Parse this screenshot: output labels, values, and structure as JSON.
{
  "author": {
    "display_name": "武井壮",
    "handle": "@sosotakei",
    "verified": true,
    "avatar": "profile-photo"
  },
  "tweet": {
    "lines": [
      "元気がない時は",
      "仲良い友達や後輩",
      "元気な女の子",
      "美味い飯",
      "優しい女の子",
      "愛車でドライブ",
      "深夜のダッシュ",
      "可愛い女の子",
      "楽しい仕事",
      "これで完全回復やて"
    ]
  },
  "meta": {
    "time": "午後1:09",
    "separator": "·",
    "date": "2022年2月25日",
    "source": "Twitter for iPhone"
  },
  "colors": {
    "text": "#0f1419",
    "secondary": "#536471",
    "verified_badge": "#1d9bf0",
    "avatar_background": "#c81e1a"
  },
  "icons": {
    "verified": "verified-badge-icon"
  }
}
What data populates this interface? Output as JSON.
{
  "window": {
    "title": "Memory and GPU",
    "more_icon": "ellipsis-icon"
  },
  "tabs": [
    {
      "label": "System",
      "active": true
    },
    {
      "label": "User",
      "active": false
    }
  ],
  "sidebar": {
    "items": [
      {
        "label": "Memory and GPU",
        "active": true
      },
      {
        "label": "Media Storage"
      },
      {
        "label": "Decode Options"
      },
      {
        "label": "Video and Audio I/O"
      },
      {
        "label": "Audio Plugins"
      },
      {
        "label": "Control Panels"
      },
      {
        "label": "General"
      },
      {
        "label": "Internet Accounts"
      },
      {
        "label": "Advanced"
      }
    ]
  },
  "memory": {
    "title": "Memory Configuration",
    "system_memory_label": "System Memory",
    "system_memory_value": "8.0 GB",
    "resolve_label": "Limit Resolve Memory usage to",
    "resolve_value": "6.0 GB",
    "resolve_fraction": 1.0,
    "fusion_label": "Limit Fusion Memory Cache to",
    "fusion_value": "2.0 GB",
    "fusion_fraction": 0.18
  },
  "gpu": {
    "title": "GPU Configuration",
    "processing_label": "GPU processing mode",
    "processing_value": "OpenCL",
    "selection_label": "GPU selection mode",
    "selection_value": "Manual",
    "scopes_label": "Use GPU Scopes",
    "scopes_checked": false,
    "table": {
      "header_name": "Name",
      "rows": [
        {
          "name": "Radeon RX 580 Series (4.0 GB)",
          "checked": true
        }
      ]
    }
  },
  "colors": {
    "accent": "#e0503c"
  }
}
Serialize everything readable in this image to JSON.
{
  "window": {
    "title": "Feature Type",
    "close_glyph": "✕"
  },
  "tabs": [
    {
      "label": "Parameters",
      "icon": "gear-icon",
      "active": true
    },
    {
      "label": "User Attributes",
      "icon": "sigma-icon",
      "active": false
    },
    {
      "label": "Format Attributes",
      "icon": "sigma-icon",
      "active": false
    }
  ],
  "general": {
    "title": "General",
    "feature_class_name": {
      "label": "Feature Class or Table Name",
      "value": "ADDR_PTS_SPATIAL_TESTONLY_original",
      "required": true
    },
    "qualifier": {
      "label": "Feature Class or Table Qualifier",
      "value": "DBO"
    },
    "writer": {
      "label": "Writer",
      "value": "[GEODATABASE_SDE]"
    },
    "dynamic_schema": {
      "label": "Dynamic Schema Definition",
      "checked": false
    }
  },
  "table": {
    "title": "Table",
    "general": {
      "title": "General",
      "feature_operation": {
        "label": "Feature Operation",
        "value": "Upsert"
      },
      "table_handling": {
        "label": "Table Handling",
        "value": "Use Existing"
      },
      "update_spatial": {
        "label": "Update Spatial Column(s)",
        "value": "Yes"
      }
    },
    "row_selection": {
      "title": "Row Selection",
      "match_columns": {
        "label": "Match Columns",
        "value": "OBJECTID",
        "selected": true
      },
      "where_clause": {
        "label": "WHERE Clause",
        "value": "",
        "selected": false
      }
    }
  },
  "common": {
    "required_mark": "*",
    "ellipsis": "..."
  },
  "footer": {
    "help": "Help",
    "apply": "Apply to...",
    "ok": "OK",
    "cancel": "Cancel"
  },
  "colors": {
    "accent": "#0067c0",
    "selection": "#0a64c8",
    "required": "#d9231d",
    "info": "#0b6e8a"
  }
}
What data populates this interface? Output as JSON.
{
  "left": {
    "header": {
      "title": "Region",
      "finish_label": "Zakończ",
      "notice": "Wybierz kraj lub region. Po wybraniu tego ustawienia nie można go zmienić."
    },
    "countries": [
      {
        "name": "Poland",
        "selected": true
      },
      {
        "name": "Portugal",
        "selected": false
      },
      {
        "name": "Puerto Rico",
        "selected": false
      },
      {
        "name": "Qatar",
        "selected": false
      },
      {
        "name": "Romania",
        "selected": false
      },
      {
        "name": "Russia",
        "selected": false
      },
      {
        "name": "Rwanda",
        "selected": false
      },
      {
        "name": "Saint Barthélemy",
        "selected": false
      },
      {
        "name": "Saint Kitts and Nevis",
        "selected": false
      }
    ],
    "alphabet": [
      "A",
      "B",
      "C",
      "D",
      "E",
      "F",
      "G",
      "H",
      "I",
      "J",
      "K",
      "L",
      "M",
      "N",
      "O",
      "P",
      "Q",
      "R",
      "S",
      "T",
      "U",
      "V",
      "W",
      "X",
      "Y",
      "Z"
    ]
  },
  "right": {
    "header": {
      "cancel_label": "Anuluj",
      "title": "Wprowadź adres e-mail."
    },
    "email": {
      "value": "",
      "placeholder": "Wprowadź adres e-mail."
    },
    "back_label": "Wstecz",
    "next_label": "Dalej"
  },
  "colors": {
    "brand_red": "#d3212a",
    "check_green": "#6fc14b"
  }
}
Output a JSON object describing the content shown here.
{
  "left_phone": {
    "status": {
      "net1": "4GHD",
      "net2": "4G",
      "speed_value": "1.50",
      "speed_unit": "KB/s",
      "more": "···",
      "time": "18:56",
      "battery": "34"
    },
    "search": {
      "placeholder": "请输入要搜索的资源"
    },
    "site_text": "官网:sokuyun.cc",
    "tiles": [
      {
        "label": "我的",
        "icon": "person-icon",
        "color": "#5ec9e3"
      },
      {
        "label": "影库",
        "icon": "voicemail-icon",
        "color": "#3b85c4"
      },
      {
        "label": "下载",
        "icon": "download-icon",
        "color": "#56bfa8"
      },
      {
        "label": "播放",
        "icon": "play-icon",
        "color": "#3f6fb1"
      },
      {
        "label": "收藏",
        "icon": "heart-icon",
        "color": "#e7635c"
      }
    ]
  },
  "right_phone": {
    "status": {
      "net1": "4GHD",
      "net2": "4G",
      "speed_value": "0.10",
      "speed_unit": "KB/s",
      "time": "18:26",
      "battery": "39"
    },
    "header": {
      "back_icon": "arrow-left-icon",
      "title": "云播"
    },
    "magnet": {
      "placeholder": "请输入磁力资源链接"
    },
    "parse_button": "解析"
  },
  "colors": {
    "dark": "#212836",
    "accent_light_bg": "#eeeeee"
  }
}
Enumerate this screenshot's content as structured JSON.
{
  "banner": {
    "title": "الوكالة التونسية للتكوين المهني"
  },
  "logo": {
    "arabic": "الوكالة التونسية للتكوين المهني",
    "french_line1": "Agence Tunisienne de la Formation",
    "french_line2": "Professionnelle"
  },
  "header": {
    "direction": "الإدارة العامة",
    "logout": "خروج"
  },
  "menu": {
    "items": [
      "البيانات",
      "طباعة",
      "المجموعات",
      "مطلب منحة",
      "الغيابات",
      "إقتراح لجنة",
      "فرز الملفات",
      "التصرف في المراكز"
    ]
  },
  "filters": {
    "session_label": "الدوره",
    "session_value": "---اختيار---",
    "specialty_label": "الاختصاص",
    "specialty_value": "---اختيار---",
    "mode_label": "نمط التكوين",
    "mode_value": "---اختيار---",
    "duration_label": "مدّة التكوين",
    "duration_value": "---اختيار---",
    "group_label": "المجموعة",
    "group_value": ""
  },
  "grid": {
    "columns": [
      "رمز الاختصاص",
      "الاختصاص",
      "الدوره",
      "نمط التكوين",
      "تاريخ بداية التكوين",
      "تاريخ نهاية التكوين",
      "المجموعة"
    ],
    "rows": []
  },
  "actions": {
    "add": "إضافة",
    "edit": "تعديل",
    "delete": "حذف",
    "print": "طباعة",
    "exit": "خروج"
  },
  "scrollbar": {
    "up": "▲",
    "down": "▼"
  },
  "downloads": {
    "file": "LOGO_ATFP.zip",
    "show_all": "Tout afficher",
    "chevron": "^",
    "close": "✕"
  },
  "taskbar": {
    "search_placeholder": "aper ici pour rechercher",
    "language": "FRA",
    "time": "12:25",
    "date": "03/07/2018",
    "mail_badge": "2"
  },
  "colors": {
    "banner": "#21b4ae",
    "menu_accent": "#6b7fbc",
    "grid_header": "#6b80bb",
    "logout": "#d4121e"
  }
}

[Problem to work on]:
Report only a number: how many lines in the material above contain the string "التكوين".

[Complete response]:
5